Task objective:
Tally every line of the listing below that holds "подчеркивает", then give the tally alone.

-- start Provided data --

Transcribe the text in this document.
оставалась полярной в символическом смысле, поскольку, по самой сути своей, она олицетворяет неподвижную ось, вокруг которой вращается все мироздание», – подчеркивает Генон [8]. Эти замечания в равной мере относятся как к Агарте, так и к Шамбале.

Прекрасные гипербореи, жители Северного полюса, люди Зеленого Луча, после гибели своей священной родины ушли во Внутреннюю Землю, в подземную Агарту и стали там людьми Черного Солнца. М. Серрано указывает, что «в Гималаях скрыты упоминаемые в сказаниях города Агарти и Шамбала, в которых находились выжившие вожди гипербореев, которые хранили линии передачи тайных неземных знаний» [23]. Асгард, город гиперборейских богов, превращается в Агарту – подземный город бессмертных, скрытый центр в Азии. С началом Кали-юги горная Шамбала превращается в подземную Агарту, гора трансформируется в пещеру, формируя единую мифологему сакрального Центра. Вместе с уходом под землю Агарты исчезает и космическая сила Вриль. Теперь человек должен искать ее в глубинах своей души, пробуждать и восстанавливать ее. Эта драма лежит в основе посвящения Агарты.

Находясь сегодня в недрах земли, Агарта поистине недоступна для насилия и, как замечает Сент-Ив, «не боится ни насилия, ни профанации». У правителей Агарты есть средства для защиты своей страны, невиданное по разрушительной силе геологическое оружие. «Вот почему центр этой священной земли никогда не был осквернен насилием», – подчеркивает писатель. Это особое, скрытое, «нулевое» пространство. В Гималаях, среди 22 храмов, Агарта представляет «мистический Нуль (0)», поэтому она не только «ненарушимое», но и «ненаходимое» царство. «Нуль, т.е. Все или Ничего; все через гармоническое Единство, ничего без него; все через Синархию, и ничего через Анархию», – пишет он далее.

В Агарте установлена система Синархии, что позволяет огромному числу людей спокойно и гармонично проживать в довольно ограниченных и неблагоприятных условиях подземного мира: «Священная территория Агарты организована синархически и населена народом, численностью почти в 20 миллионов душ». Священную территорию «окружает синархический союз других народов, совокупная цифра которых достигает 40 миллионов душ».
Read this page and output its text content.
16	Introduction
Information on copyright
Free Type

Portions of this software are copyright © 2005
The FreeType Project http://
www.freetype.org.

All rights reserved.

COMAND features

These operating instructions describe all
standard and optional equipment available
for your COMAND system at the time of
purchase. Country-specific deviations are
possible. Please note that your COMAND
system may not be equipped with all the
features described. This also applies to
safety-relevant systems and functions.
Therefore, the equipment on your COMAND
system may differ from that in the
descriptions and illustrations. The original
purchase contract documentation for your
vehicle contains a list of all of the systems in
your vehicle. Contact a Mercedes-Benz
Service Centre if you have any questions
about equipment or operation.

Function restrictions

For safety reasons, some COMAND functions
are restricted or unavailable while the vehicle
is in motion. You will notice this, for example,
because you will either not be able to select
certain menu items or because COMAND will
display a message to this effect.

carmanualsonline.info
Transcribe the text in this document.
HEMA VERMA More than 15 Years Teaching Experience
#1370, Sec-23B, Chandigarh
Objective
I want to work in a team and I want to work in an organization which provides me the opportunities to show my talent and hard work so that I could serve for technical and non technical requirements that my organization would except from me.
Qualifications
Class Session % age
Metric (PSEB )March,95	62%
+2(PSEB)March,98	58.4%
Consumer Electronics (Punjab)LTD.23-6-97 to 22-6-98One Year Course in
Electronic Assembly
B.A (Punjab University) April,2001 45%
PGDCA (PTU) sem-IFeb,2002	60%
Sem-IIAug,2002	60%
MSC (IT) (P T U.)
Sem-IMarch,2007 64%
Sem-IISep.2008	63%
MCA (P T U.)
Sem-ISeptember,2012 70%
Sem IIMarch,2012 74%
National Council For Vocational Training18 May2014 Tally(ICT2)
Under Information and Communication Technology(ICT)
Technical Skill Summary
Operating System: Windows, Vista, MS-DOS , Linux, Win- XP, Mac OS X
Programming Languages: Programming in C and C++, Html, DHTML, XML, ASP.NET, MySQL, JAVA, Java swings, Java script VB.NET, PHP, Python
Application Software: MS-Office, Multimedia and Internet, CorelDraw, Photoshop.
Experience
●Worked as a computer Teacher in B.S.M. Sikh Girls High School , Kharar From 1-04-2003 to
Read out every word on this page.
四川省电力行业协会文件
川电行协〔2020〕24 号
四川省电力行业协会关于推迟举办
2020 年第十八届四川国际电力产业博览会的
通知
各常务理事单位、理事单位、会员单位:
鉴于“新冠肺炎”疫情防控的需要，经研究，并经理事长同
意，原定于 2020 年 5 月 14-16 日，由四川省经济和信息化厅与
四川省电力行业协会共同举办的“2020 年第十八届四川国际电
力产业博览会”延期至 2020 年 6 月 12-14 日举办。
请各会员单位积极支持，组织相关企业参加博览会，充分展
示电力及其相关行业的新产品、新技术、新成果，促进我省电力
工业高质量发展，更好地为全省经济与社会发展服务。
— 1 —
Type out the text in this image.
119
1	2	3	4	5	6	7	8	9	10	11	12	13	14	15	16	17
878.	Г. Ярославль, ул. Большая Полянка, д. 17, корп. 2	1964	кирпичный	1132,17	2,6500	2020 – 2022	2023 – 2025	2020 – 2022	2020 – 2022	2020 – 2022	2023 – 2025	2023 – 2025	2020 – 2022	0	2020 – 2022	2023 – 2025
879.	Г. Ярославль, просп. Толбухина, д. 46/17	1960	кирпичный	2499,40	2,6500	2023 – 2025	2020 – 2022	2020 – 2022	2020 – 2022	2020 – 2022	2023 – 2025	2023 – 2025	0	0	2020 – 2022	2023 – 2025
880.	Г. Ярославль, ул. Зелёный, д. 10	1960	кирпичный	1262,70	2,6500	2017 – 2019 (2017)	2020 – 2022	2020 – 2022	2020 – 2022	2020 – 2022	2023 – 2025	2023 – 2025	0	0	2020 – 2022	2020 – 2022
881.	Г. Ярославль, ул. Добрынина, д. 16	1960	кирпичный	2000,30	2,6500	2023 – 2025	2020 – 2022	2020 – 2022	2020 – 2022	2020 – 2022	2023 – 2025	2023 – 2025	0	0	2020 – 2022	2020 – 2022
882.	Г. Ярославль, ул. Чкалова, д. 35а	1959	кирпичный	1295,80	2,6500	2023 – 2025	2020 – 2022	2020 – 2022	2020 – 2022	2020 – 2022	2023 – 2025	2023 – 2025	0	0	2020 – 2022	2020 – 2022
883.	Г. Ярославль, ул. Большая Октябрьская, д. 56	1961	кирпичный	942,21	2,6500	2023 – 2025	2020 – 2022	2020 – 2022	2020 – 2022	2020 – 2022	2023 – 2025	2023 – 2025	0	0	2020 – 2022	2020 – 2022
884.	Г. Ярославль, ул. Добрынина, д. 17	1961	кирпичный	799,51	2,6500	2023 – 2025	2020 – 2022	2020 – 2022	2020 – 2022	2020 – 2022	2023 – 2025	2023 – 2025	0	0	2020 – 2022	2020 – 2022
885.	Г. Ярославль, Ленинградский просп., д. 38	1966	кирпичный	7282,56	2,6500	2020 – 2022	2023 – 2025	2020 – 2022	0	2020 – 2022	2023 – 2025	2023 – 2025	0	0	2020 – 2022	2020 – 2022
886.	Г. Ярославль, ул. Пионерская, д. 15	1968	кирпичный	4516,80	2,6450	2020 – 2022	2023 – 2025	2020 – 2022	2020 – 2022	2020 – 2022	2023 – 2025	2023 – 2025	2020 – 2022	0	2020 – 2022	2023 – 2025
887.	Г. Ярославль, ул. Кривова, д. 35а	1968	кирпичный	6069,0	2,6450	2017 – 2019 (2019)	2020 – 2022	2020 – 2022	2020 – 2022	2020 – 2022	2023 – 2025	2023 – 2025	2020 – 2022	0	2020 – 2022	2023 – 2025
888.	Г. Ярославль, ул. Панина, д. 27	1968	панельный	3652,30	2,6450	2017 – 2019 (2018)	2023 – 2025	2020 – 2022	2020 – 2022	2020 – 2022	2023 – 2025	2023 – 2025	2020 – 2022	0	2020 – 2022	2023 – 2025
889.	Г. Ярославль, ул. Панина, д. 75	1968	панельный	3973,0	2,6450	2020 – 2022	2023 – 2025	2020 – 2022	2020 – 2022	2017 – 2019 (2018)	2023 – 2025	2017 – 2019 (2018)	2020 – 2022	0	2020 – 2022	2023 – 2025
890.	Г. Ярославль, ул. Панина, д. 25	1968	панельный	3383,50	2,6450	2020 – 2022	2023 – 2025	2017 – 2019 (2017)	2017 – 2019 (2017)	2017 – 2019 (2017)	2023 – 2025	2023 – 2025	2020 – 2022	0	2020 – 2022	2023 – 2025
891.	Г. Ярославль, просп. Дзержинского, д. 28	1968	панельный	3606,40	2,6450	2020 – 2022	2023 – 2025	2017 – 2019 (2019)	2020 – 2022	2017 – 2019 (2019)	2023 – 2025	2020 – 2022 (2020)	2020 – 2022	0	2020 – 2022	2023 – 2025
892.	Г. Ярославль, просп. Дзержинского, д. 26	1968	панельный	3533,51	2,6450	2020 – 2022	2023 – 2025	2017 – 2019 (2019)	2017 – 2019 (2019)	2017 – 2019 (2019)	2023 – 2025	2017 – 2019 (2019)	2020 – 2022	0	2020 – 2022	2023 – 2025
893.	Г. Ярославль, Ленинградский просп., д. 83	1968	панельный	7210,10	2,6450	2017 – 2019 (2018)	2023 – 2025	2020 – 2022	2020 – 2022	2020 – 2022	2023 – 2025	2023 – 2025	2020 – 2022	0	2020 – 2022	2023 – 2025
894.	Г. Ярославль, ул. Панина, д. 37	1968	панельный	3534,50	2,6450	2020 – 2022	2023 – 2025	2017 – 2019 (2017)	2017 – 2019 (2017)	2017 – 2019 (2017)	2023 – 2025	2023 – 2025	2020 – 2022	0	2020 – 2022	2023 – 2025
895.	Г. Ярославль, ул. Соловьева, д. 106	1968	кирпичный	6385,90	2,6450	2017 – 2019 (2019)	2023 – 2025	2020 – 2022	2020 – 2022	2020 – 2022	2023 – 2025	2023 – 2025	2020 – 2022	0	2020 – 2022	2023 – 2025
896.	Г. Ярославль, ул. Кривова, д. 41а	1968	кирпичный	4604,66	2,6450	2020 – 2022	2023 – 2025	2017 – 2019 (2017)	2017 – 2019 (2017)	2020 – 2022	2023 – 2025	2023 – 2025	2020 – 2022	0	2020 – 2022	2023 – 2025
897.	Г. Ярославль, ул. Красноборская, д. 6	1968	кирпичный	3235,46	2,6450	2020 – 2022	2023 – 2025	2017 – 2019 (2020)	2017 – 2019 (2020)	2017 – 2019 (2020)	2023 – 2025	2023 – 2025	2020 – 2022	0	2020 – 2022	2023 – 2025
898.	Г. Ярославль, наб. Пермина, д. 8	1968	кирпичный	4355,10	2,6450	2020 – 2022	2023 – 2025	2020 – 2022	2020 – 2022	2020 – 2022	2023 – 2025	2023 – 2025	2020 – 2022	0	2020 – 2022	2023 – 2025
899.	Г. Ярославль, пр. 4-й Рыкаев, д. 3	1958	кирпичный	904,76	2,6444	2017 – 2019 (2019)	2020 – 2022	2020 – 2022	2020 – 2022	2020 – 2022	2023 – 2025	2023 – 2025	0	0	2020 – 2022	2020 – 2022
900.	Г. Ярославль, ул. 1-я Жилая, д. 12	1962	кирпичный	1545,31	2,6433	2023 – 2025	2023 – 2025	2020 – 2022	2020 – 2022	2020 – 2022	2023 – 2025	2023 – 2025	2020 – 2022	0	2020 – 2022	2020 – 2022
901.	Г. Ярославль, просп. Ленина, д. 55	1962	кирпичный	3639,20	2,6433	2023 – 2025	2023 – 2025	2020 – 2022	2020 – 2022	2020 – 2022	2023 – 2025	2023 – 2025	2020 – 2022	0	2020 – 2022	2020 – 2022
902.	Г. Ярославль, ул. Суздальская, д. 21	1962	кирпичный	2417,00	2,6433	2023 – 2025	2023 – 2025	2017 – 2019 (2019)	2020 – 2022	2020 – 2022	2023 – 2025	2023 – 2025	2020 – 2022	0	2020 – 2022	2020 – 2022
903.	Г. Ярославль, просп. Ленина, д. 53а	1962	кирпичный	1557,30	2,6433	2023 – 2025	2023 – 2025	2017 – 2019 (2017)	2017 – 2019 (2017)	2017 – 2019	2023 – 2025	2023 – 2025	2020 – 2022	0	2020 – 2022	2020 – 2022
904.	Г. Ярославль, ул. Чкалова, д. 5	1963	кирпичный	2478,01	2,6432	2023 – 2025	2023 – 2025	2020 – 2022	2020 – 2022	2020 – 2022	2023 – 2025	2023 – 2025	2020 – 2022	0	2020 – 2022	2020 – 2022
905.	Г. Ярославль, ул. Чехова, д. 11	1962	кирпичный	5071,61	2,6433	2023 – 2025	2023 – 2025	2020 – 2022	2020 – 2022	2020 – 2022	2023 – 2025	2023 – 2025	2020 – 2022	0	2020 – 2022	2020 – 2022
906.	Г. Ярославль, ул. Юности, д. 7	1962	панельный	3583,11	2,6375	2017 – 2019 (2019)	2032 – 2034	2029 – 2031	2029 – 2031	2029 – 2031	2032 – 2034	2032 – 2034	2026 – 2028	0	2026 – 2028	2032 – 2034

-- end Provided data --

Exercise output:
2